→ **WHAT THIS TASK INVOLVES**: Write the records out again, precisely as they stand.

--------------------

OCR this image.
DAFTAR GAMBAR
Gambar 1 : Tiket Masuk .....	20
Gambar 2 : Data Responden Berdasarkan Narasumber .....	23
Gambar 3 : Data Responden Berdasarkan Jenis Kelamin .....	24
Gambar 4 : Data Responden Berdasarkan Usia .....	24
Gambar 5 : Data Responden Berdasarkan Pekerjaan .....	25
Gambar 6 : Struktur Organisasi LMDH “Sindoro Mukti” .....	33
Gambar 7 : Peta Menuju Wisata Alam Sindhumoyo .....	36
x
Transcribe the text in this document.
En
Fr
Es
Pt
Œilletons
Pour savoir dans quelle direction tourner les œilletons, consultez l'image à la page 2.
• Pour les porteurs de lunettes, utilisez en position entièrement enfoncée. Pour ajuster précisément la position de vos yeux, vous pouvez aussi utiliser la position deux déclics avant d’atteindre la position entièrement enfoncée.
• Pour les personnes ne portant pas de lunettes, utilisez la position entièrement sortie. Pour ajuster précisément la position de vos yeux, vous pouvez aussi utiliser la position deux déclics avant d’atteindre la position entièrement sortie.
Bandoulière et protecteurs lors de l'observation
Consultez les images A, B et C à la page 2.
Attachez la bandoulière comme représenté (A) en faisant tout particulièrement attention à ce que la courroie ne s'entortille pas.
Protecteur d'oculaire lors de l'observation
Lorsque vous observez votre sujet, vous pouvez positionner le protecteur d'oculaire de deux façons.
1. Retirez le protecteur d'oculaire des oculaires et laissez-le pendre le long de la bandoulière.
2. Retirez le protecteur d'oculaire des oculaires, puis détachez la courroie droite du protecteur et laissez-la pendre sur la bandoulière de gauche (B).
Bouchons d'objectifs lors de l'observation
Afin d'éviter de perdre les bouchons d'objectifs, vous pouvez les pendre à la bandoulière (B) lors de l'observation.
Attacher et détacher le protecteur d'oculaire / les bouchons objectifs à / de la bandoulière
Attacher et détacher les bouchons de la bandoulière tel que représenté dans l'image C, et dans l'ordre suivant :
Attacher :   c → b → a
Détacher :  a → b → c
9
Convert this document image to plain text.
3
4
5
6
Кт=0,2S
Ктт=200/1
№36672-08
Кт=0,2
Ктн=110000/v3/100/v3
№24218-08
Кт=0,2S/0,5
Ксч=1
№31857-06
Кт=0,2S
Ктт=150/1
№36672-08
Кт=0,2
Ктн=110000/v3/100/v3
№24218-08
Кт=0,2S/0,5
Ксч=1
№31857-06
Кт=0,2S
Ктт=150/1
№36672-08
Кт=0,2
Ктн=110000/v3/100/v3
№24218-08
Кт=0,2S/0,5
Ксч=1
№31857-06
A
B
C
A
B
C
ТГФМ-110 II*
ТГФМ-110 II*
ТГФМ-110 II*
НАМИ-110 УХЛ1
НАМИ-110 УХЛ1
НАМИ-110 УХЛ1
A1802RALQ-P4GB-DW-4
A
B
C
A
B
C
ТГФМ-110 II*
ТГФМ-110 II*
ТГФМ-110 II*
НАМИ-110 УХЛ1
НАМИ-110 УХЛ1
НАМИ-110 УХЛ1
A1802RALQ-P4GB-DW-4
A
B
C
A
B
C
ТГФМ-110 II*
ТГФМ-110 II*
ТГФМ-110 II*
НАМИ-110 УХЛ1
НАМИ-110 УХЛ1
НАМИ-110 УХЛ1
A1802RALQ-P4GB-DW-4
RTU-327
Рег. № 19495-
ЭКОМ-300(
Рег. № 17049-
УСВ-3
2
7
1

--------------------

→ **EXERCISE SOLUTION**:
OCR this image.
DAFTAR GAMBAR
Gambar 1 : Tiket Masuk .....	20
Gambar 2 : Data Responden Berdasarkan Narasumber .....	23
Gambar 3 : Data Responden Berdasarkan Jenis Kelamin .....	24
Gambar 4 : Data Responden Berdasarkan Usia .....	24
Gambar 5 : Data Responden Berdasarkan Pekerjaan .....	25
Gambar 6 : Struktur Organisasi LMDH “Sindoro Mukti” .....	33
Gambar 7 : Peta Menuju Wisata Alam Sindhumoyo .....	36
x
Transcribe the text in this document.
En
Fr
Es
Pt
Œilletons
Pour savoir dans quelle direction tourner les œilletons, consultez l'image à la page 2.
• Pour les porteurs de lunettes, utilisez en position entièrement enfoncée. Pour ajuster précisément la position de vos yeux, vous pouvez aussi utiliser la position deux déclics avant d’atteindre la position entièrement enfoncée.
• Pour les personnes ne portant pas de lunettes, utilisez la position entièrement sortie. Pour ajuster précisément la position de vos yeux, vous pouvez aussi utiliser la position deux déclics avant d’atteindre la position entièrement sortie.
Bandoulière et protecteurs lors de l'observation
Consultez les images A, B et C à la page 2.
Attachez la bandoulière comme représenté (A) en faisant tout particulièrement attention à ce que la courroie ne s'entortille pas.
Protecteur d'oculaire lors de l'observation
Lorsque vous observez votre sujet, vous pouvez positionner le protecteur d'oculaire de deux façons.
1. Retirez le protecteur d'oculaire des oculaires et laissez-le pendre le long de la bandoulière.
2. Retirez le protecteur d'oculaire des oculaires, puis détachez la courroie droite du protecteur et laissez-la pendre sur la bandoulière de gauche (B).
Bouchons d'objectifs lors de l'observation
Afin d'éviter de perdre les bouchons d'objectifs, vous pouvez les pendre à la bandoulière (B) lors de l'observation.
Attacher et détacher le protecteur d'oculaire / les bouchons objectifs à / de la bandoulière
Attacher et détacher les bouchons de la bandoulière tel que représenté dans l'image C, et dans l'ordre suivant :
Attacher :   c → b → a
Détacher :  a → b → c
9
Convert this document image to plain text.
3
4
5
6
Кт=0,2S
Ктт=200/1
№36672-08
Кт=0,2
Ктн=110000/v3/100/v3
№24218-08
Кт=0,2S/0,5
Ксч=1
№31857-06
Кт=0,2S
Ктт=150/1
№36672-08
Кт=0,2
Ктн=110000/v3/100/v3
№24218-08
Кт=0,2S/0,5
Ксч=1
№31857-06
Кт=0,2S
Ктт=150/1
№36672-08
Кт=0,2
Ктн=110000/v3/100/v3
№24218-08
Кт=0,2S/0,5
Ксч=1
№31857-06
A
B
C
A
B
C
ТГФМ-110 II*
ТГФМ-110 II*
ТГФМ-110 II*
НАМИ-110 УХЛ1
НАМИ-110 УХЛ1
НАМИ-110 УХЛ1
A1802RALQ-P4GB-DW-4
A
B
C
A
B
C
ТГФМ-110 II*
ТГФМ-110 II*
ТГФМ-110 II*
НАМИ-110 УХЛ1
НАМИ-110 УХЛ1
НАМИ-110 УХЛ1
A1802RALQ-P4GB-DW-4
A
B
C
A
B
C
ТГФМ-110 II*
ТГФМ-110 II*
ТГФМ-110 II*
НАМИ-110 УХЛ1
НАМИ-110 УХЛ1
НАМИ-110 УХЛ1
A1802RALQ-P4GB-DW-4
RTU-327
Рег. № 19495-
ЭКОМ-300(
Рег. № 17049-
УСВ-3
2
7
1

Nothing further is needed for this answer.